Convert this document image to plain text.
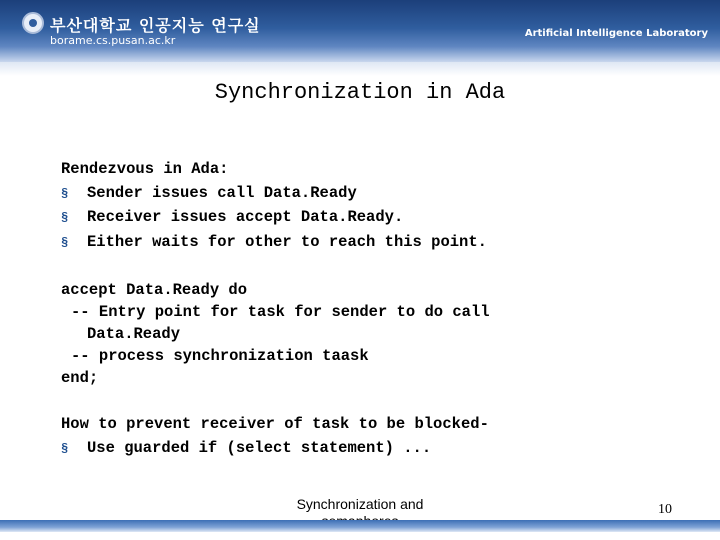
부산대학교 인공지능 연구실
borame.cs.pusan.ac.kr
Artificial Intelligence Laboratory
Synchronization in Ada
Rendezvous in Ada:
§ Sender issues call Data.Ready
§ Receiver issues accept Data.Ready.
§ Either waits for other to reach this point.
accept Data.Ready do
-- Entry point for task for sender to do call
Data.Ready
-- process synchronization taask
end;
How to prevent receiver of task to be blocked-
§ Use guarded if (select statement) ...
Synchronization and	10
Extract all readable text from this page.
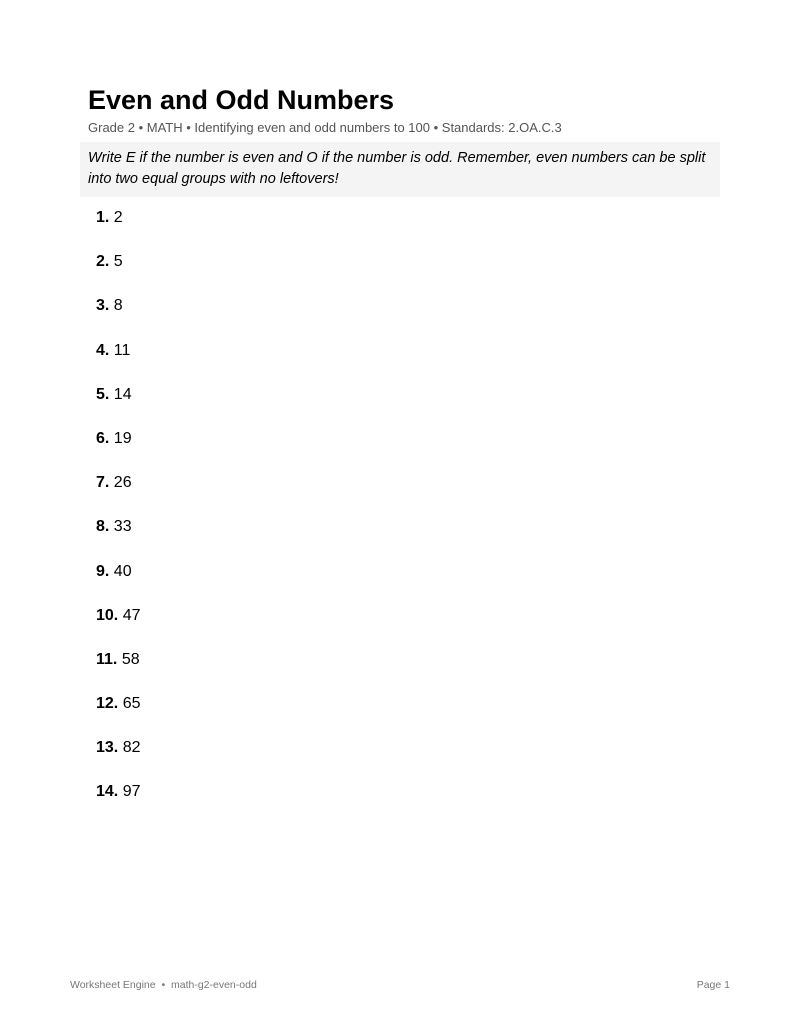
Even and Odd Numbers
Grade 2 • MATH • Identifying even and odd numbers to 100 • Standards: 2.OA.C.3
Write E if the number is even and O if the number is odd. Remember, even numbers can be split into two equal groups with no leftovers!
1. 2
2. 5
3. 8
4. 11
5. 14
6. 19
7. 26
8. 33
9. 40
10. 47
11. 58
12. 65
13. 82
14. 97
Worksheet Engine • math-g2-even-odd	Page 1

--

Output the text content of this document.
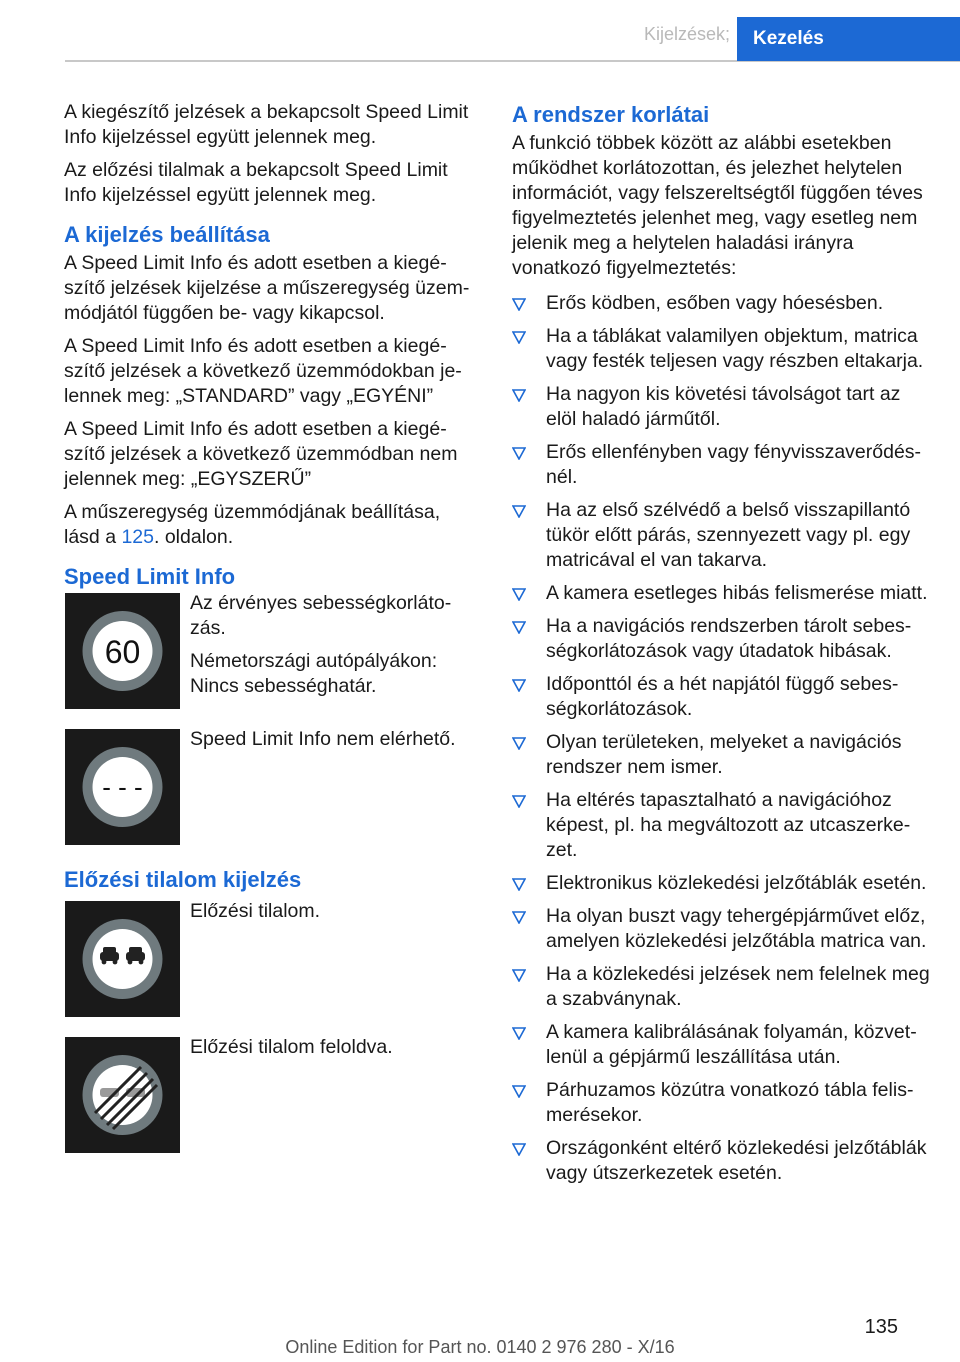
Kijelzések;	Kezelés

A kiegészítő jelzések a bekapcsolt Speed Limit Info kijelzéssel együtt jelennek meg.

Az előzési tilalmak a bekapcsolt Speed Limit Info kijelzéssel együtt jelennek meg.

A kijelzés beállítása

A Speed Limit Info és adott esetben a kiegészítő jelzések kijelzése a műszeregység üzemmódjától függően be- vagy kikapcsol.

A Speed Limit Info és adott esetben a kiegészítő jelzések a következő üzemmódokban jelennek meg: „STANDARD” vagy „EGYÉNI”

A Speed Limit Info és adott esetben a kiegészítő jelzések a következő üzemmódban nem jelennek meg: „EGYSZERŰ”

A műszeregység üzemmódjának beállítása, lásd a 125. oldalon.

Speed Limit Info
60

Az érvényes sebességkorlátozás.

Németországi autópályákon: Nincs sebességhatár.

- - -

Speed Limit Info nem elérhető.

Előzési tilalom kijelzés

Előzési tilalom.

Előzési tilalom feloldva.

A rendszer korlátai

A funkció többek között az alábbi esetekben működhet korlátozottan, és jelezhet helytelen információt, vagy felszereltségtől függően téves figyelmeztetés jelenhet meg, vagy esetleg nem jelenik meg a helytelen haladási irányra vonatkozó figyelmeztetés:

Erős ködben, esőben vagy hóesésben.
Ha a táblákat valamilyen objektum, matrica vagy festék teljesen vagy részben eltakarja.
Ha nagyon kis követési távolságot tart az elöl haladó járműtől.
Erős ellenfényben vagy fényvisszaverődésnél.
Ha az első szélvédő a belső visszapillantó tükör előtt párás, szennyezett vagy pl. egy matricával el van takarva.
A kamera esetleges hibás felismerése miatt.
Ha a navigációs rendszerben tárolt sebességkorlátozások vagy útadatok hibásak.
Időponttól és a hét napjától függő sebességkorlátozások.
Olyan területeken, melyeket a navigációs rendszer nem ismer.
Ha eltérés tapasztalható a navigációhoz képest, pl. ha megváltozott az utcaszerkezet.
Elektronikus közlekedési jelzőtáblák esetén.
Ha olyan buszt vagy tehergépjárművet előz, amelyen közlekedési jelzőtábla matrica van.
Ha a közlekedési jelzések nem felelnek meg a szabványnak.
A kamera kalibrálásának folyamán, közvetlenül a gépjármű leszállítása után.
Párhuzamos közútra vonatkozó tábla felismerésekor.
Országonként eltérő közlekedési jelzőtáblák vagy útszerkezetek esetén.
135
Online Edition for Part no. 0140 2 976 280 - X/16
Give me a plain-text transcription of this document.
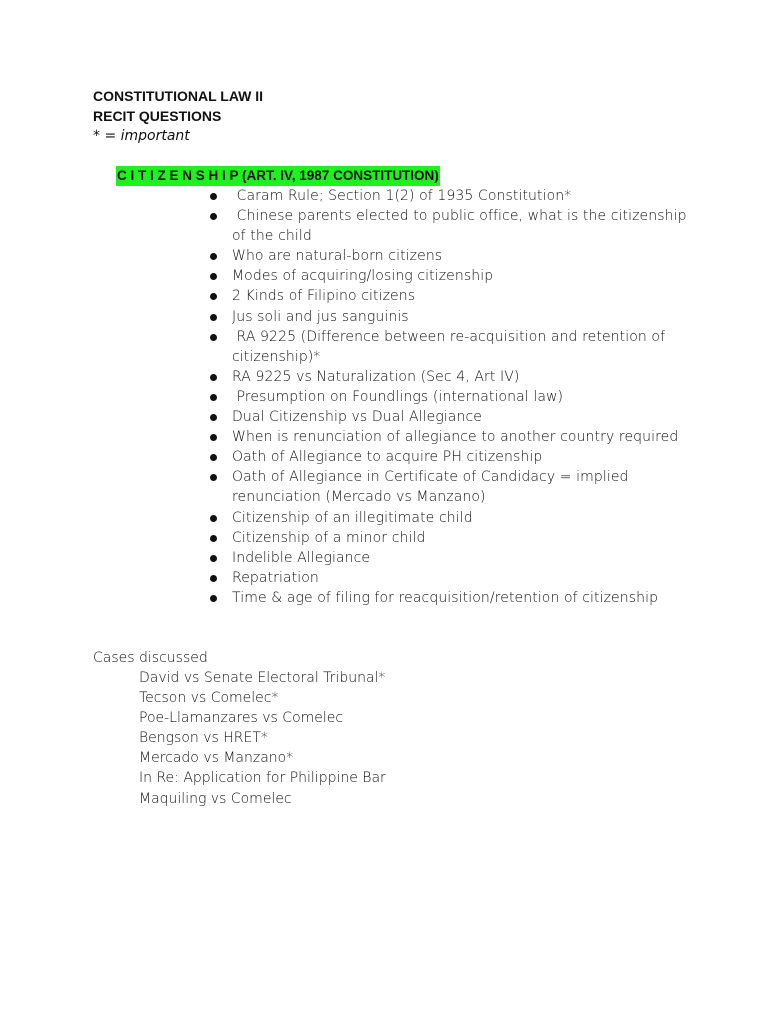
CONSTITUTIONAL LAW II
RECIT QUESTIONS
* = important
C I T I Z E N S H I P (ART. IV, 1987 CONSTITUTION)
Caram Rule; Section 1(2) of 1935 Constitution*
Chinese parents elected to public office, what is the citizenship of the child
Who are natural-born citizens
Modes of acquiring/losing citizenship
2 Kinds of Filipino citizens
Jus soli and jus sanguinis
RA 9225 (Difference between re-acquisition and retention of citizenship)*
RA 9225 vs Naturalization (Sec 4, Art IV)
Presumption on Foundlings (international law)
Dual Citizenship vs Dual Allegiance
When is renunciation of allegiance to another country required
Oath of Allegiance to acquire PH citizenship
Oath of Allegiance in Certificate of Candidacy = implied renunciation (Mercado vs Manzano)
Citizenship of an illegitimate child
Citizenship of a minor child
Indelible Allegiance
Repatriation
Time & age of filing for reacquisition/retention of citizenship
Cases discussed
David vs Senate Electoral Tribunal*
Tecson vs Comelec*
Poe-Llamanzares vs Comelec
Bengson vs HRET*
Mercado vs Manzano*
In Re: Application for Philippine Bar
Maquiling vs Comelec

**Exercise instructions:** Find how many lines hold the string "retention", and state that number alone.

**Response:** 2